- **OBJECTIVE**: Return all lines from the listing below in which the string "into" occurs.

- **AVAILABLE RECORDS**:
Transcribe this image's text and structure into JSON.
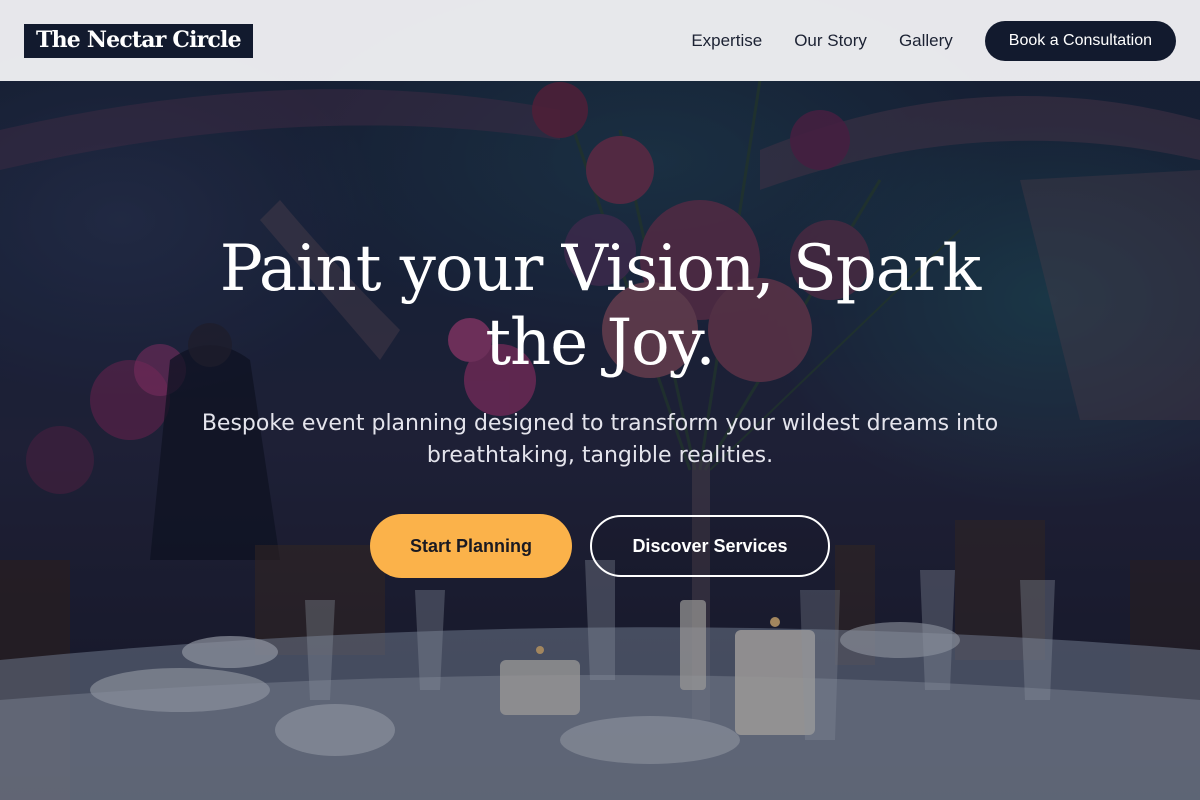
{
  "brand": {
    "name": "The Nectar Circle"
  },
  "nav": {
    "links": [
      {
        "label": "Expertise"
      },
      {
        "label": "Our Story"
      },
      {
        "label": "Gallery"
      }
    ],
    "cta_label": "Book a Consultation"
  },
  "hero": {
    "title": "Paint your Vision, Spark the Joy.",
    "subtitle": "Bespoke event planning designed to transform your wildest dreams into breathtaking, tangible realities.",
    "primary_button": "Start Planning",
    "secondary_button": "Discover Services",
    "background_image": "evening-banquet-table-with-floral-centerpiece-and-candles"
  },
  "colors": {
    "header_bg": "#f4f4f6",
    "brand_dark": "#121a2e",
    "accent": "#fbb24a",
    "hero_text": "#ffffff"
  }
}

- **OUTPUT**:
Transcribe this image's text and structure into JSON.
    "subtitle": "Bespoke event planning designed to transform your wildest dreams into breathtaking, tangible realities.",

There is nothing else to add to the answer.